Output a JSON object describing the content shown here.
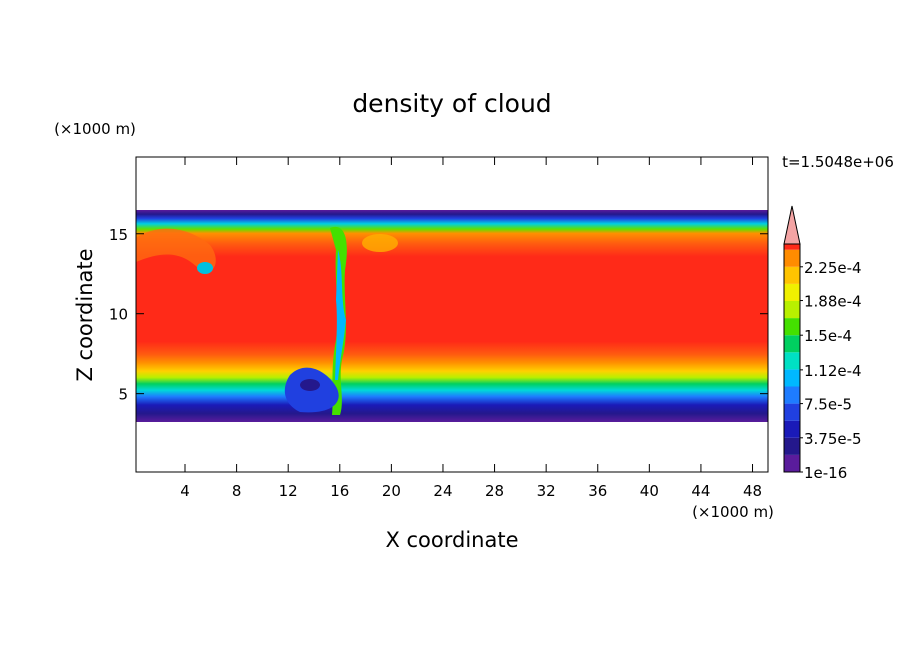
{
  "chart_data": {
    "type": "contour",
    "title": "density of cloud",
    "x_label": "X coordinate",
    "y_label": "Z coordinate",
    "x_unit": "(×1000 m)",
    "y_unit": "(×1000 m)",
    "annotation": "t=1.5048e+06",
    "xlim": [
      0.2,
      49.2
    ],
    "ylim": [
      0.1,
      19.8
    ],
    "xticks": [
      4,
      8,
      12,
      16,
      20,
      24,
      28,
      32,
      36,
      40,
      44,
      48
    ],
    "yticks": [
      5,
      10,
      15
    ],
    "colorbar": {
      "lim": [
        1e-16,
        0.00025
      ],
      "ticks": [
        {
          "value": 1e-16,
          "label": "1e-16"
        },
        {
          "value": 3.75e-05,
          "label": "3.75e-5"
        },
        {
          "value": 7.5e-05,
          "label": "7.5e-5"
        },
        {
          "value": 0.000112,
          "label": "1.12e-4"
        },
        {
          "value": 0.00015,
          "label": "1.5e-4"
        },
        {
          "value": 0.000188,
          "label": "1.88e-4"
        },
        {
          "value": 0.000225,
          "label": "2.25e-4"
        }
      ],
      "colors": [
        "#5a1c9c",
        "#24188c",
        "#1a1ab8",
        "#2040e0",
        "#1e7cff",
        "#00b8ff",
        "#00e0c4",
        "#00d060",
        "#44e000",
        "#b8f000",
        "#f0f000",
        "#ffc400",
        "#ff8c00",
        "#ff2a18"
      ],
      "over_color": "#f4a4a4"
    }
  }
}
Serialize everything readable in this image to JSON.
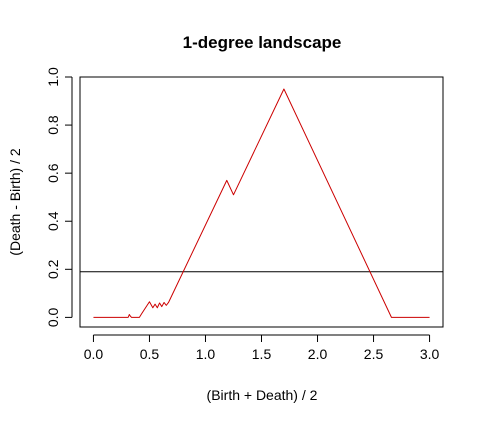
{
  "chart_data": {
    "type": "line",
    "title": "1-degree landscape",
    "xlabel": "(Birth + Death) / 2",
    "ylabel": "(Death - Birth) / 2",
    "xlim": [
      -0.12,
      3.12
    ],
    "ylim": [
      -0.04,
      1.0
    ],
    "x_ticks": [
      0.0,
      0.5,
      1.0,
      1.5,
      2.0,
      2.5,
      3.0
    ],
    "x_tick_labels": [
      "0.0",
      "0.5",
      "1.0",
      "1.5",
      "2.0",
      "2.5",
      "3.0"
    ],
    "y_ticks": [
      0.0,
      0.2,
      0.4,
      0.6,
      0.8,
      1.0
    ],
    "y_tick_labels": [
      "0.0",
      "0.2",
      "0.4",
      "0.6",
      "0.8",
      "1.0"
    ],
    "grid": false,
    "series": [
      {
        "color": "#cc0000",
        "x": [
          0.0,
          0.31,
          0.32,
          0.33,
          0.34,
          0.41,
          0.43,
          0.5,
          0.53,
          0.55,
          0.57,
          0.59,
          0.61,
          0.63,
          0.65,
          0.67,
          1.19,
          1.25,
          1.7,
          2.66,
          3.0
        ],
        "y": [
          0.0,
          0.0,
          0.012,
          0.005,
          0.0,
          0.0,
          0.015,
          0.065,
          0.04,
          0.055,
          0.04,
          0.06,
          0.045,
          0.062,
          0.05,
          0.062,
          0.57,
          0.51,
          0.95,
          0.0,
          0.0
        ]
      }
    ],
    "hlines": [
      {
        "y": 0.19,
        "color": "#000000"
      }
    ]
  }
}
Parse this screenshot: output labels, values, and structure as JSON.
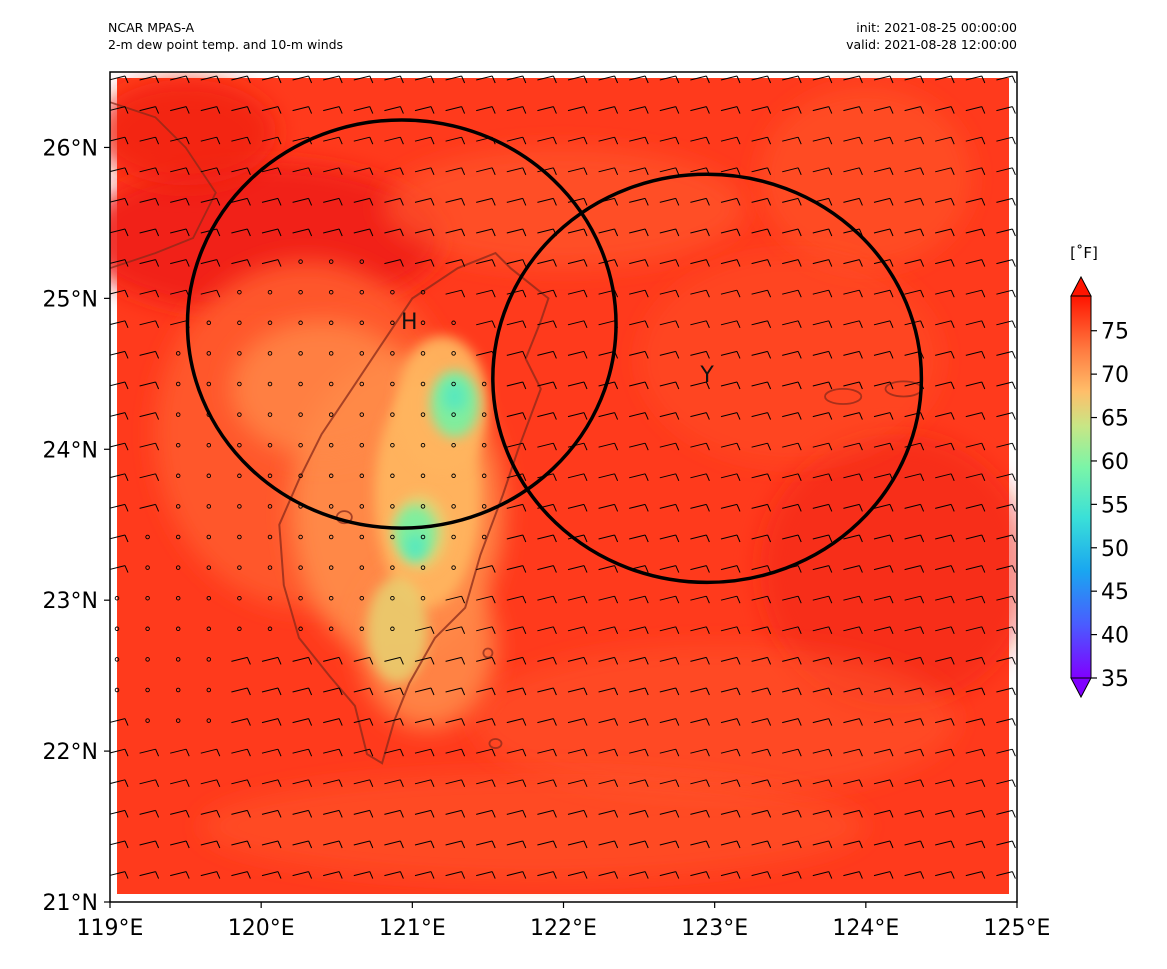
{
  "header": {
    "left_line1": "NCAR MPAS-A",
    "left_line2": "2-m dew point temp. and 10-m winds",
    "right_line1": "init: 2021-08-25 00:00:00",
    "right_line2": "valid: 2021-08-28 12:00:00"
  },
  "map": {
    "lon_range": [
      119,
      125
    ],
    "lat_range": [
      21,
      26.5
    ],
    "lon_ticks": [
      {
        "value": 119,
        "label": "119°E"
      },
      {
        "value": 120,
        "label": "120°E"
      },
      {
        "value": 121,
        "label": "121°E"
      },
      {
        "value": 122,
        "label": "122°E"
      },
      {
        "value": 123,
        "label": "123°E"
      },
      {
        "value": 124,
        "label": "124°E"
      },
      {
        "value": 125,
        "label": "125°E"
      }
    ],
    "lat_ticks": [
      {
        "value": 21,
        "label": "21°N"
      },
      {
        "value": 22,
        "label": "22°N"
      },
      {
        "value": 23,
        "label": "23°N"
      },
      {
        "value": 24,
        "label": "24°N"
      },
      {
        "value": 25,
        "label": "25°N"
      },
      {
        "value": 26,
        "label": "26°N"
      }
    ],
    "markers": [
      {
        "label": "H",
        "lon": 120.98,
        "lat": 24.85
      },
      {
        "label": "Y",
        "lon": 122.95,
        "lat": 24.5
      }
    ],
    "circles": [
      {
        "center_lon": 120.93,
        "center_lat": 24.83,
        "radius_deg": 1.35
      },
      {
        "center_lon": 122.95,
        "center_lat": 24.47,
        "radius_deg": 1.35
      }
    ],
    "field_colors": {
      "background": "#ff3a1c",
      "dark_red": "#f01f14",
      "mid_orange": "#ff5a2c",
      "light_orange": "#ff8a48",
      "tan": "#ffb45e",
      "yellow": "#e8d070",
      "green": "#7af0a0",
      "teal": "#54e8c0"
    }
  },
  "colorbar": {
    "unit": "[˚F]",
    "min": 35,
    "max": 79,
    "ticks": [
      {
        "value": 35,
        "label": "35"
      },
      {
        "value": 40,
        "label": "40"
      },
      {
        "value": 45,
        "label": "45"
      },
      {
        "value": 50,
        "label": "50"
      },
      {
        "value": 55,
        "label": "55"
      },
      {
        "value": 60,
        "label": "60"
      },
      {
        "value": 65,
        "label": "65"
      },
      {
        "value": 70,
        "label": "70"
      },
      {
        "value": 75,
        "label": "75"
      }
    ]
  }
}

Written instruction » Repeat the lines above exactly, and keep every picture out.

Solution to this problem »
Output a JSON object describing the content shown here.
{
  "chart_data": {
    "type": "contour",
    "title": "density of cloud",
    "x_label": "X coordinate",
    "y_label": "Z coordinate",
    "x_unit": "(×1000 m)",
    "y_unit": "(×1000 m)",
    "annotation": "t=1.5048e+06",
    "xlim": [
      0.2,
      49.2
    ],
    "ylim": [
      0.1,
      19.8
    ],
    "xticks": [
      4,
      8,
      12,
      16,
      20,
      24,
      28,
      32,
      36,
      40,
      44,
      48
    ],
    "yticks": [
      5,
      10,
      15
    ],
    "colorbar": {
      "lim": [
        1e-16,
        0.00025
      ],
      "ticks": [
        {
          "value": 1e-16,
          "label": "1e-16"
        },
        {
          "value": 3.75e-05,
          "label": "3.75e-5"
        },
        {
          "value": 7.5e-05,
          "label": "7.5e-5"
        },
        {
          "value": 0.000112,
          "label": "1.12e-4"
        },
        {
          "value": 0.00015,
          "label": "1.5e-4"
        },
        {
          "value": 0.000188,
          "label": "1.88e-4"
        },
        {
          "value": 0.000225,
          "label": "2.25e-4"
        }
      ],
      "colors": [
        "#5a1c9c",
        "#24188c",
        "#1a1ab8",
        "#2040e0",
        "#1e7cff",
        "#00b8ff",
        "#00e0c4",
        "#00d060",
        "#44e000",
        "#b8f000",
        "#f0f000",
        "#ffc400",
        "#ff8c00",
        "#ff2a18"
      ],
      "over_color": "#f4a4a4"
    }
  }
}
Serialize everything readable in this image to JSON.
{
  "chart_data": {
    "type": "line",
    "title": "1-degree landscape",
    "xlabel": "(Birth + Death) / 2",
    "ylabel": "(Death - Birth) / 2",
    "xlim": [
      -0.12,
      3.12
    ],
    "ylim": [
      -0.04,
      1.0
    ],
    "x_ticks": [
      0.0,
      0.5,
      1.0,
      1.5,
      2.0,
      2.5,
      3.0
    ],
    "x_tick_labels": [
      "0.0",
      "0.5",
      "1.0",
      "1.5",
      "2.0",
      "2.5",
      "3.0"
    ],
    "y_ticks": [
      0.0,
      0.2,
      0.4,
      0.6,
      0.8,
      1.0
    ],
    "y_tick_labels": [
      "0.0",
      "0.2",
      "0.4",
      "0.6",
      "0.8",
      "1.0"
    ],
    "grid": false,
    "series": [
      {
        "color": "#cc0000",
        "x": [
          0.0,
          0.31,
          0.32,
          0.33,
          0.34,
          0.41,
          0.43,
          0.5,
          0.53,
          0.55,
          0.57,
          0.59,
          0.61,
          0.63,
          0.65,
          0.67,
          1.19,
          1.25,
          1.7,
          2.66,
          3.0
        ],
        "y": [
          0.0,
          0.0,
          0.012,
          0.005,
          0.0,
          0.0,
          0.015,
          0.065,
          0.04,
          0.055,
          0.04,
          0.06,
          0.045,
          0.062,
          0.05,
          0.062,
          0.57,
          0.51,
          0.95,
          0.0,
          0.0
        ]
      }
    ],
    "hlines": [
      {
        "y": 0.19,
        "color": "#000000"
      }
    ]
  }
}
Parse this screenshot: output labels, values, and structure as JSON.
{
  "header": {
    "left_line1": "NCAR MPAS-A",
    "left_line2": "2-m dew point temp. and 10-m winds",
    "right_line1": "init: 2021-08-25 00:00:00",
    "right_line2": "valid: 2021-08-28 12:00:00"
  },
  "map": {
    "lon_range": [
      119,
      125
    ],
    "lat_range": [
      21,
      26.5
    ],
    "lon_ticks": [
      {
        "value": 119,
        "label": "119°E"
      },
      {
        "value": 120,
        "label": "120°E"
      },
      {
        "value": 121,
        "label": "121°E"
      },
      {
        "value": 122,
        "label": "122°E"
      },
      {
        "value": 123,
        "label": "123°E"
      },
      {
        "value": 124,
        "label": "124°E"
      },
      {
        "value": 125,
        "label": "125°E"
      }
    ],
    "lat_ticks": [
      {
        "value": 21,
        "label": "21°N"
      },
      {
        "value": 22,
        "label": "22°N"
      },
      {
        "value": 23,
        "label": "23°N"
      },
      {
        "value": 24,
        "label": "24°N"
      },
      {
        "value": 25,
        "label": "25°N"
      },
      {
        "value": 26,
        "label": "26°N"
      }
    ],
    "markers": [
      {
        "label": "H",
        "lon": 120.98,
        "lat": 24.85
      },
      {
        "label": "Y",
        "lon": 122.95,
        "lat": 24.5
      }
    ],
    "circles": [
      {
        "center_lon": 120.93,
        "center_lat": 24.83,
        "radius_deg": 1.35
      },
      {
        "center_lon": 122.95,
        "center_lat": 24.47,
        "radius_deg": 1.35
      }
    ],
    "field_colors": {
      "background": "#ff3a1c",
      "dark_red": "#f01f14",
      "mid_orange": "#ff5a2c",
      "light_orange": "#ff8a48",
      "tan": "#ffb45e",
      "yellow": "#e8d070",
      "green": "#7af0a0",
      "teal": "#54e8c0"
    }
  },
  "colorbar": {
    "unit": "[˚F]",
    "min": 35,
    "max": 79,
    "ticks": [
      {
        "value": 35,
        "label": "35"
      },
      {
        "value": 40,
        "label": "40"
      },
      {
        "value": 45,
        "label": "45"
      },
      {
        "value": 50,
        "label": "50"
      },
      {
        "value": 55,
        "label": "55"
      },
      {
        "value": 60,
        "label": "60"
      },
      {
        "value": 65,
        "label": "65"
      },
      {
        "value": 70,
        "label": "70"
      },
      {
        "value": 75,
        "label": "75"
      }
    ]
  }
}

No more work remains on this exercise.